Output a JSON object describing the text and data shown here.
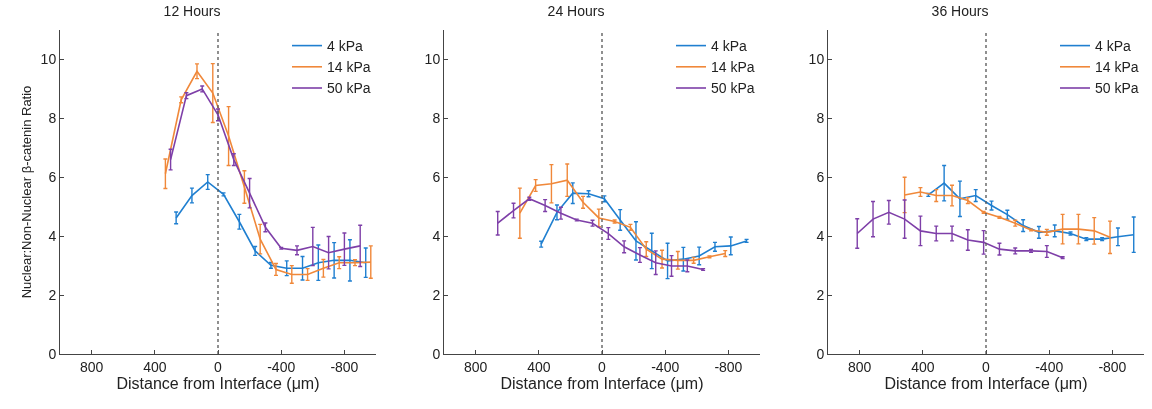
{
  "chart_data": [
    {
      "type": "line",
      "title": "12 Hours",
      "xlabel": "Distance from Interface (μm)",
      "ylabel": "Nuclear:Non-Nuclear β-catenin Ratio",
      "xlim": [
        1000,
        -1000
      ],
      "xticks": [
        800,
        400,
        0,
        -400,
        -800
      ],
      "ylim": [
        0,
        11
      ],
      "yticks": [
        0,
        2,
        4,
        6,
        8,
        10
      ],
      "grid": false,
      "legend": "top right",
      "line_style": "solid",
      "ref_lines": [
        {
          "axis": "x",
          "value": 0,
          "color": "#555555",
          "line_style": "dotted"
        }
      ],
      "series": [
        {
          "name": "4 kPa",
          "color": "#1f7fd0",
          "x": [
            265,
            165,
            65,
            -35,
            -135,
            -235,
            -335,
            -435,
            -535,
            -635,
            -735,
            -835,
            -935
          ],
          "values": [
            4.62,
            5.38,
            5.84,
            5.42,
            4.49,
            3.5,
            3.01,
            2.91,
            2.91,
            3.1,
            3.18,
            3.18,
            3.1
          ],
          "errors": [
            0.2,
            0.25,
            0.25,
            0.05,
            0.25,
            0.15,
            0.1,
            0.25,
            0.4,
            0.6,
            0.6,
            0.7,
            0.5
          ]
        },
        {
          "name": "14 kPa",
          "color": "#f0883a",
          "x": [
            333,
            233,
            133,
            33,
            -67,
            -167,
            -267,
            -367,
            -467,
            -567,
            -667,
            -767,
            -867,
            -967
          ],
          "values": [
            6.12,
            8.63,
            9.6,
            8.86,
            7.4,
            5.67,
            3.9,
            2.87,
            2.7,
            2.7,
            2.91,
            3.1,
            3.1,
            3.12
          ],
          "errors": [
            0.5,
            0.1,
            0.25,
            1.0,
            1.0,
            0.55,
            0.5,
            0.2,
            0.3,
            0.2,
            0.3,
            0.2,
            0.1,
            0.55
          ]
        },
        {
          "name": "50 kPa",
          "color": "#7e3fa8",
          "x": [
            300,
            200,
            100,
            0,
            -100,
            -200,
            -300,
            -400,
            -500,
            -600,
            -700,
            -800,
            -900
          ],
          "values": [
            6.6,
            8.77,
            9.0,
            8.12,
            6.6,
            5.46,
            4.3,
            3.59,
            3.52,
            3.65,
            3.44,
            3.56,
            3.67
          ],
          "errors": [
            0.35,
            0.1,
            0.1,
            0.2,
            0.2,
            0.5,
            0.15,
            0.03,
            0.15,
            0.65,
            0.55,
            0.55,
            0.7
          ]
        }
      ]
    },
    {
      "type": "line",
      "title": "24 Hours",
      "xlabel": "Distance from Interface (μm)",
      "xlim": [
        1000,
        -1000
      ],
      "xticks": [
        800,
        400,
        0,
        -400,
        -800
      ],
      "ylim": [
        0,
        11
      ],
      "yticks": [
        0,
        2,
        4,
        6,
        8,
        10
      ],
      "grid": false,
      "legend": "top right",
      "line_style": "solid",
      "ref_lines": [
        {
          "axis": "x",
          "value": 0,
          "color": "#555555",
          "line_style": "dotted"
        }
      ],
      "series": [
        {
          "name": "4 kPa",
          "color": "#1f7fd0",
          "x": [
            385,
            285,
            185,
            85,
            -15,
            -115,
            -215,
            -315,
            -415,
            -515,
            -615,
            -715,
            -815,
            -915
          ],
          "values": [
            3.73,
            4.81,
            5.46,
            5.44,
            5.27,
            4.55,
            3.84,
            3.5,
            3.16,
            3.22,
            3.33,
            3.64,
            3.67,
            3.84
          ],
          "errors": [
            0.1,
            0.25,
            0.35,
            0.1,
            0.1,
            0.35,
            0.65,
            0.6,
            0.6,
            0.4,
            0.3,
            0.15,
            0.3,
            0.05
          ]
        },
        {
          "name": "14 kPa",
          "color": "#f0883a",
          "x": [
            520,
            420,
            320,
            220,
            120,
            20,
            -80,
            -180,
            -280,
            -380,
            -480,
            -580,
            -680,
            -780
          ],
          "values": [
            4.78,
            5.72,
            5.78,
            5.9,
            5.15,
            4.62,
            4.5,
            4.3,
            3.56,
            3.22,
            3.18,
            3.18,
            3.3,
            3.41
          ],
          "errors": [
            0.85,
            0.2,
            0.65,
            0.55,
            0.2,
            0.3,
            0.05,
            0.1,
            0.25,
            0.3,
            0.3,
            0.1,
            0.03,
            0.1
          ]
        },
        {
          "name": "50 kPa",
          "color": "#7e3fa8",
          "x": [
            660,
            560,
            460,
            360,
            260,
            160,
            60,
            -40,
            -140,
            -240,
            -340,
            -440,
            -540,
            -640
          ],
          "values": [
            4.44,
            4.87,
            5.27,
            5.04,
            4.78,
            4.55,
            4.44,
            4.09,
            3.64,
            3.36,
            3.1,
            2.99,
            2.99,
            2.87
          ],
          "errors": [
            0.4,
            0.25,
            0.05,
            0.2,
            0.2,
            0.03,
            0.1,
            0.2,
            0.2,
            0.25,
            0.4,
            0.35,
            0.2,
            0.03
          ]
        }
      ]
    },
    {
      "type": "line",
      "title": "36 Hours",
      "xlabel": "Distance from Interface (μm)",
      "xlim": [
        1000,
        -1000
      ],
      "xticks": [
        800,
        400,
        0,
        -400,
        -800
      ],
      "ylim": [
        0,
        11
      ],
      "yticks": [
        0,
        2,
        4,
        6,
        8,
        10
      ],
      "grid": false,
      "legend": "top right",
      "line_style": "solid",
      "ref_lines": [
        {
          "axis": "x",
          "value": 0,
          "color": "#555555",
          "line_style": "dotted"
        }
      ],
      "series": [
        {
          "name": "4 kPa",
          "color": "#1f7fd0",
          "x": [
            365,
            265,
            165,
            65,
            -35,
            -135,
            -235,
            -335,
            -435,
            -535,
            -635,
            -735,
            -835,
            -935
          ],
          "values": [
            5.4,
            5.8,
            5.27,
            5.38,
            5.04,
            4.73,
            4.36,
            4.13,
            4.18,
            4.09,
            3.9,
            3.9,
            3.98,
            4.05
          ],
          "errors": [
            0.05,
            0.6,
            0.6,
            0.2,
            0.15,
            0.15,
            0.2,
            0.2,
            0.2,
            0.05,
            0.05,
            0.05,
            0.3,
            0.6
          ]
        },
        {
          "name": "14 kPa",
          "color": "#f0883a",
          "x": [
            515,
            415,
            315,
            215,
            115,
            15,
            -85,
            -185,
            -285,
            -385,
            -485,
            -585,
            -685,
            -785
          ],
          "values": [
            5.4,
            5.5,
            5.38,
            5.38,
            5.21,
            4.81,
            4.64,
            4.44,
            4.21,
            4.13,
            4.24,
            4.24,
            4.18,
            3.96
          ],
          "errors": [
            0.6,
            0.15,
            0.2,
            0.35,
            0.1,
            0.03,
            0.03,
            0.1,
            0.03,
            0.1,
            0.5,
            0.5,
            0.45,
            0.55
          ]
        },
        {
          "name": "50 kPa",
          "color": "#7e3fa8",
          "x": [
            815,
            715,
            615,
            515,
            415,
            315,
            215,
            115,
            15,
            -85,
            -185,
            -285,
            -385,
            -485
          ],
          "values": [
            4.09,
            4.58,
            4.81,
            4.58,
            4.18,
            4.09,
            4.09,
            3.87,
            3.79,
            3.56,
            3.5,
            3.5,
            3.48,
            3.27
          ],
          "errors": [
            0.5,
            0.6,
            0.4,
            0.65,
            0.5,
            0.25,
            0.25,
            0.35,
            0.4,
            0.2,
            0.1,
            0.05,
            0.2,
            0.03
          ]
        }
      ]
    }
  ]
}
******************************
EXERCISE AIM
Transcribe all of the material exactly, leaving out whatever pictures it contains.

CORRECT OUTPUT
Output a JSON object describing the text and data shown here.
{
  "chart_data": [
    {
      "type": "line",
      "title": "12 Hours",
      "xlabel": "Distance from Interface (μm)",
      "ylabel": "Nuclear:Non-Nuclear β-catenin Ratio",
      "xlim": [
        1000,
        -1000
      ],
      "xticks": [
        800,
        400,
        0,
        -400,
        -800
      ],
      "ylim": [
        0,
        11
      ],
      "yticks": [
        0,
        2,
        4,
        6,
        8,
        10
      ],
      "grid": false,
      "legend": "top right",
      "line_style": "solid",
      "ref_lines": [
        {
          "axis": "x",
          "value": 0,
          "color": "#555555",
          "line_style": "dotted"
        }
      ],
      "series": [
        {
          "name": "4 kPa",
          "color": "#1f7fd0",
          "x": [
            265,
            165,
            65,
            -35,
            -135,
            -235,
            -335,
            -435,
            -535,
            -635,
            -735,
            -835,
            -935
          ],
          "values": [
            4.62,
            5.38,
            5.84,
            5.42,
            4.49,
            3.5,
            3.01,
            2.91,
            2.91,
            3.1,
            3.18,
            3.18,
            3.1
          ],
          "errors": [
            0.2,
            0.25,
            0.25,
            0.05,
            0.25,
            0.15,
            0.1,
            0.25,
            0.4,
            0.6,
            0.6,
            0.7,
            0.5
          ]
        },
        {
          "name": "14 kPa",
          "color": "#f0883a",
          "x": [
            333,
            233,
            133,
            33,
            -67,
            -167,
            -267,
            -367,
            -467,
            -567,
            -667,
            -767,
            -867,
            -967
          ],
          "values": [
            6.12,
            8.63,
            9.6,
            8.86,
            7.4,
            5.67,
            3.9,
            2.87,
            2.7,
            2.7,
            2.91,
            3.1,
            3.1,
            3.12
          ],
          "errors": [
            0.5,
            0.1,
            0.25,
            1.0,
            1.0,
            0.55,
            0.5,
            0.2,
            0.3,
            0.2,
            0.3,
            0.2,
            0.1,
            0.55
          ]
        },
        {
          "name": "50 kPa",
          "color": "#7e3fa8",
          "x": [
            300,
            200,
            100,
            0,
            -100,
            -200,
            -300,
            -400,
            -500,
            -600,
            -700,
            -800,
            -900
          ],
          "values": [
            6.6,
            8.77,
            9.0,
            8.12,
            6.6,
            5.46,
            4.3,
            3.59,
            3.52,
            3.65,
            3.44,
            3.56,
            3.67
          ],
          "errors": [
            0.35,
            0.1,
            0.1,
            0.2,
            0.2,
            0.5,
            0.15,
            0.03,
            0.15,
            0.65,
            0.55,
            0.55,
            0.7
          ]
        }
      ]
    },
    {
      "type": "line",
      "title": "24 Hours",
      "xlabel": "Distance from Interface (μm)",
      "xlim": [
        1000,
        -1000
      ],
      "xticks": [
        800,
        400,
        0,
        -400,
        -800
      ],
      "ylim": [
        0,
        11
      ],
      "yticks": [
        0,
        2,
        4,
        6,
        8,
        10
      ],
      "grid": false,
      "legend": "top right",
      "line_style": "solid",
      "ref_lines": [
        {
          "axis": "x",
          "value": 0,
          "color": "#555555",
          "line_style": "dotted"
        }
      ],
      "series": [
        {
          "name": "4 kPa",
          "color": "#1f7fd0",
          "x": [
            385,
            285,
            185,
            85,
            -15,
            -115,
            -215,
            -315,
            -415,
            -515,
            -615,
            -715,
            -815,
            -915
          ],
          "values": [
            3.73,
            4.81,
            5.46,
            5.44,
            5.27,
            4.55,
            3.84,
            3.5,
            3.16,
            3.22,
            3.33,
            3.64,
            3.67,
            3.84
          ],
          "errors": [
            0.1,
            0.25,
            0.35,
            0.1,
            0.1,
            0.35,
            0.65,
            0.6,
            0.6,
            0.4,
            0.3,
            0.15,
            0.3,
            0.05
          ]
        },
        {
          "name": "14 kPa",
          "color": "#f0883a",
          "x": [
            520,
            420,
            320,
            220,
            120,
            20,
            -80,
            -180,
            -280,
            -380,
            -480,
            -580,
            -680,
            -780
          ],
          "values": [
            4.78,
            5.72,
            5.78,
            5.9,
            5.15,
            4.62,
            4.5,
            4.3,
            3.56,
            3.22,
            3.18,
            3.18,
            3.3,
            3.41
          ],
          "errors": [
            0.85,
            0.2,
            0.65,
            0.55,
            0.2,
            0.3,
            0.05,
            0.1,
            0.25,
            0.3,
            0.3,
            0.1,
            0.03,
            0.1
          ]
        },
        {
          "name": "50 kPa",
          "color": "#7e3fa8",
          "x": [
            660,
            560,
            460,
            360,
            260,
            160,
            60,
            -40,
            -140,
            -240,
            -340,
            -440,
            -540,
            -640
          ],
          "values": [
            4.44,
            4.87,
            5.27,
            5.04,
            4.78,
            4.55,
            4.44,
            4.09,
            3.64,
            3.36,
            3.1,
            2.99,
            2.99,
            2.87
          ],
          "errors": [
            0.4,
            0.25,
            0.05,
            0.2,
            0.2,
            0.03,
            0.1,
            0.2,
            0.2,
            0.25,
            0.4,
            0.35,
            0.2,
            0.03
          ]
        }
      ]
    },
    {
      "type": "line",
      "title": "36 Hours",
      "xlabel": "Distance from Interface (μm)",
      "xlim": [
        1000,
        -1000
      ],
      "xticks": [
        800,
        400,
        0,
        -400,
        -800
      ],
      "ylim": [
        0,
        11
      ],
      "yticks": [
        0,
        2,
        4,
        6,
        8,
        10
      ],
      "grid": false,
      "legend": "top right",
      "line_style": "solid",
      "ref_lines": [
        {
          "axis": "x",
          "value": 0,
          "color": "#555555",
          "line_style": "dotted"
        }
      ],
      "series": [
        {
          "name": "4 kPa",
          "color": "#1f7fd0",
          "x": [
            365,
            265,
            165,
            65,
            -35,
            -135,
            -235,
            -335,
            -435,
            -535,
            -635,
            -735,
            -835,
            -935
          ],
          "values": [
            5.4,
            5.8,
            5.27,
            5.38,
            5.04,
            4.73,
            4.36,
            4.13,
            4.18,
            4.09,
            3.9,
            3.9,
            3.98,
            4.05
          ],
          "errors": [
            0.05,
            0.6,
            0.6,
            0.2,
            0.15,
            0.15,
            0.2,
            0.2,
            0.2,
            0.05,
            0.05,
            0.05,
            0.3,
            0.6
          ]
        },
        {
          "name": "14 kPa",
          "color": "#f0883a",
          "x": [
            515,
            415,
            315,
            215,
            115,
            15,
            -85,
            -185,
            -285,
            -385,
            -485,
            -585,
            -685,
            -785
          ],
          "values": [
            5.4,
            5.5,
            5.38,
            5.38,
            5.21,
            4.81,
            4.64,
            4.44,
            4.21,
            4.13,
            4.24,
            4.24,
            4.18,
            3.96
          ],
          "errors": [
            0.6,
            0.15,
            0.2,
            0.35,
            0.1,
            0.03,
            0.03,
            0.1,
            0.03,
            0.1,
            0.5,
            0.5,
            0.45,
            0.55
          ]
        },
        {
          "name": "50 kPa",
          "color": "#7e3fa8",
          "x": [
            815,
            715,
            615,
            515,
            415,
            315,
            215,
            115,
            15,
            -85,
            -185,
            -285,
            -385,
            -485
          ],
          "values": [
            4.09,
            4.58,
            4.81,
            4.58,
            4.18,
            4.09,
            4.09,
            3.87,
            3.79,
            3.56,
            3.5,
            3.5,
            3.48,
            3.27
          ],
          "errors": [
            0.5,
            0.6,
            0.4,
            0.65,
            0.5,
            0.25,
            0.25,
            0.35,
            0.4,
            0.2,
            0.1,
            0.05,
            0.2,
            0.03
          ]
        }
      ]
    }
  ]
}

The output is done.